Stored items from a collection
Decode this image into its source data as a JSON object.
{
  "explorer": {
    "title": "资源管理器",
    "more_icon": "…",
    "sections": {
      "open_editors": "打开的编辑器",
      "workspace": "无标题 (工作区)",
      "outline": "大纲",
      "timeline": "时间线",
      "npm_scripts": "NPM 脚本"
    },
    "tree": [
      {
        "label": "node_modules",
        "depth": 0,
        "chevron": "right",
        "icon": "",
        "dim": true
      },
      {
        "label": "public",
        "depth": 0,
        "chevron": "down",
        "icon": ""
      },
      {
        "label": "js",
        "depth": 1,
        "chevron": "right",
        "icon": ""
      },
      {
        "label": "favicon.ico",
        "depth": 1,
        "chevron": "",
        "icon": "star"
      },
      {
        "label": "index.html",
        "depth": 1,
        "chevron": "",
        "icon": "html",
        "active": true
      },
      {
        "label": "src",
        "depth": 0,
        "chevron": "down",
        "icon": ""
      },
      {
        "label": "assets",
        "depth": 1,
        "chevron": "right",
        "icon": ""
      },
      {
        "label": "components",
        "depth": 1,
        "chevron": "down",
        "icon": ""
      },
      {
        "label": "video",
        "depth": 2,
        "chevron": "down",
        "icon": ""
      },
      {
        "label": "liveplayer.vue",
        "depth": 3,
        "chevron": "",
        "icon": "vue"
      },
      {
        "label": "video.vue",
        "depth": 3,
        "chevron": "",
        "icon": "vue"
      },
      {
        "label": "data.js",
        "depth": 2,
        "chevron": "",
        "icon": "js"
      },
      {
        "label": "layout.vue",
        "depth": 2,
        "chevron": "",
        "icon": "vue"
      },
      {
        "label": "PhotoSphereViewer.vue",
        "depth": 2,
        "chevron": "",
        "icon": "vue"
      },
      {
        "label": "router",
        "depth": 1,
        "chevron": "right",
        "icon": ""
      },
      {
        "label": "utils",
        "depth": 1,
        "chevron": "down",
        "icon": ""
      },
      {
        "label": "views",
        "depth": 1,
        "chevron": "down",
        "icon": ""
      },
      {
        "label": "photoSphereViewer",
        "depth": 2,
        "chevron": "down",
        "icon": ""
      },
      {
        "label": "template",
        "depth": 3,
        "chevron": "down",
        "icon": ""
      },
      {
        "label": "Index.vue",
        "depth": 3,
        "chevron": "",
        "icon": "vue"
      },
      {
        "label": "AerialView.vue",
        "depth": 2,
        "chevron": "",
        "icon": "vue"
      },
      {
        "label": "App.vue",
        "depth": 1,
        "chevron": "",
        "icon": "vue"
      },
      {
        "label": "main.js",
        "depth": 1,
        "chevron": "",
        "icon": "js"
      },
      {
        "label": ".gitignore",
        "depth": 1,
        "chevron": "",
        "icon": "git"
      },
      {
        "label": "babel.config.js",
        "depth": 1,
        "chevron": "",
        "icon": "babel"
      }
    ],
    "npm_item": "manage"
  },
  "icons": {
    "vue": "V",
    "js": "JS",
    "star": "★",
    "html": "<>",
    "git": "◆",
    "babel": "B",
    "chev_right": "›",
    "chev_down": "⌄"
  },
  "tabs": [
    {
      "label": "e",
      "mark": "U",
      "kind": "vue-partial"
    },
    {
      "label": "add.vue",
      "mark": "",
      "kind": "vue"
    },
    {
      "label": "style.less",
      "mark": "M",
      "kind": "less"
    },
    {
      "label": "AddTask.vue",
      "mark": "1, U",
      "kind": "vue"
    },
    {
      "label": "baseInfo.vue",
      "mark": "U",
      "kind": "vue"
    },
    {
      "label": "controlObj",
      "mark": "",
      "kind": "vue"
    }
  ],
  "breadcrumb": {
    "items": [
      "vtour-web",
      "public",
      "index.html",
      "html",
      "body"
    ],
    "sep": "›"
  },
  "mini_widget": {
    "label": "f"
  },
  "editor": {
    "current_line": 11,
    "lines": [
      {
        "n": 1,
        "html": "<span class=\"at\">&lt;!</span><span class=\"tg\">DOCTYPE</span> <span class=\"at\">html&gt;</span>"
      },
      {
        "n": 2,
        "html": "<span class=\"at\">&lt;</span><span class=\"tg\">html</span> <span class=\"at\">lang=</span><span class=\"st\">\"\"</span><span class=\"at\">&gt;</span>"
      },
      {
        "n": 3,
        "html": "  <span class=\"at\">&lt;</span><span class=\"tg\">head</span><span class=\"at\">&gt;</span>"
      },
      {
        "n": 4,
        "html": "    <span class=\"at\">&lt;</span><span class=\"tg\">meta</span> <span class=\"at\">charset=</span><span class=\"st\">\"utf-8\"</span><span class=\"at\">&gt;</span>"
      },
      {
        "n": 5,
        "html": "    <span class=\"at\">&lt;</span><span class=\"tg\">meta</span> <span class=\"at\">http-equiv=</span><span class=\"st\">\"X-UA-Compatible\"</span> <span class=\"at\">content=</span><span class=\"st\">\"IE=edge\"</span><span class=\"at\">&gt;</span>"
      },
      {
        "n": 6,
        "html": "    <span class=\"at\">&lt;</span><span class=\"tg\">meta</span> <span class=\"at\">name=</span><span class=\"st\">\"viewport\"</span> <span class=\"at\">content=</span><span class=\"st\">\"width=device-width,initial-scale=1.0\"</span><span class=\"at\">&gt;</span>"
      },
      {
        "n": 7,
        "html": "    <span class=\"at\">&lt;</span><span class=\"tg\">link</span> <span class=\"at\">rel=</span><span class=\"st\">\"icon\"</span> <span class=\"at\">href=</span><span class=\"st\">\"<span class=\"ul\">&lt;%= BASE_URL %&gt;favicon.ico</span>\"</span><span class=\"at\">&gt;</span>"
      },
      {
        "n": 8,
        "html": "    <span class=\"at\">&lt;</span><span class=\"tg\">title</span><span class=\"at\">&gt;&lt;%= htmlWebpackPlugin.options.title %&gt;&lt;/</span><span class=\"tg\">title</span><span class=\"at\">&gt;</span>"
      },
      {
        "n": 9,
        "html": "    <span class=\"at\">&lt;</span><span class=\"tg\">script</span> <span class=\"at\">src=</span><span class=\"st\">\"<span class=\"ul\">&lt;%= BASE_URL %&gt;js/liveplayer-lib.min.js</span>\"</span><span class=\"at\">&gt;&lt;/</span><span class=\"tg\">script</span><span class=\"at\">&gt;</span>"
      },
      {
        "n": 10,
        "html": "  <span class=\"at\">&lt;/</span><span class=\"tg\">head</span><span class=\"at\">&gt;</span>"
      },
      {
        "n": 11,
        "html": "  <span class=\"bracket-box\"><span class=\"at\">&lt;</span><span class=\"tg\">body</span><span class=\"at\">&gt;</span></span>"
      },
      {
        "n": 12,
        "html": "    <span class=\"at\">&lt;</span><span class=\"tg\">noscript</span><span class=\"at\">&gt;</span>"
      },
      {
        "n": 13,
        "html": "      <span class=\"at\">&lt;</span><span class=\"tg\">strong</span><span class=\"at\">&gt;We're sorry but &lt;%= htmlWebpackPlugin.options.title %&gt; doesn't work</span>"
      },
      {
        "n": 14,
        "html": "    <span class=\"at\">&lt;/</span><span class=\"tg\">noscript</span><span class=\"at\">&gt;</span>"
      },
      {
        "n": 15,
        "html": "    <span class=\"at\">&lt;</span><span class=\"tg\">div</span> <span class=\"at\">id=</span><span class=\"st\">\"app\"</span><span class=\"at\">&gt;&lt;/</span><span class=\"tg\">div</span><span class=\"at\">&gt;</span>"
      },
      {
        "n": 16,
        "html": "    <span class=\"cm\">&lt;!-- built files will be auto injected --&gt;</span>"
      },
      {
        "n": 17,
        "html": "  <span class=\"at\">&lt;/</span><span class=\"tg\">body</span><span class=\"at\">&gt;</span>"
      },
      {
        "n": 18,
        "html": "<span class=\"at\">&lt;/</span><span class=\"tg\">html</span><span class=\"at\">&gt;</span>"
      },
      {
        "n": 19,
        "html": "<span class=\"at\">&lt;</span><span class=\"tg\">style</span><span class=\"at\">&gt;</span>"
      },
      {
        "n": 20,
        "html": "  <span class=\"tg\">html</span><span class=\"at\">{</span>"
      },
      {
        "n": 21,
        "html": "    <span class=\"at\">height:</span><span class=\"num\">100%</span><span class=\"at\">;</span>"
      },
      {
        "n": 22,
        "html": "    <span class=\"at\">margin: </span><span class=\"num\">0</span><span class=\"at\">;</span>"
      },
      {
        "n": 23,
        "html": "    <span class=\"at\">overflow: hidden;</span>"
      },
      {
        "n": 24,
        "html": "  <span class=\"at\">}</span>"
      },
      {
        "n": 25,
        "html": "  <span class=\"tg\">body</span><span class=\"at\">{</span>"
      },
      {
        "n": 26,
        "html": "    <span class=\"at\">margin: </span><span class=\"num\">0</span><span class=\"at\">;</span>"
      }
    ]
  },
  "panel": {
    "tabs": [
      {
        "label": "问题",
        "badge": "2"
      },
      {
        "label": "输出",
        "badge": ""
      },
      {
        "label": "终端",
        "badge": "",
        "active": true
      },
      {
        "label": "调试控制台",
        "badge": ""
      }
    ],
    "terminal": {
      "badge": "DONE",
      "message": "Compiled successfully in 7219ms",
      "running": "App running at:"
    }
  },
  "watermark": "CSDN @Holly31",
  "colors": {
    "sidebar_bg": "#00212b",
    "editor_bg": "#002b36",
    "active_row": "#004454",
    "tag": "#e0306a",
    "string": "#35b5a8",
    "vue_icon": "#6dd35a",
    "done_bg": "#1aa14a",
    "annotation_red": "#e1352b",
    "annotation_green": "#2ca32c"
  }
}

§ **Goal**: Of the lines above, copy each that contains "babel".

§ **Task response**:
        "label": "babel.config.js",
        "icon": "babel"
    "babel": "B",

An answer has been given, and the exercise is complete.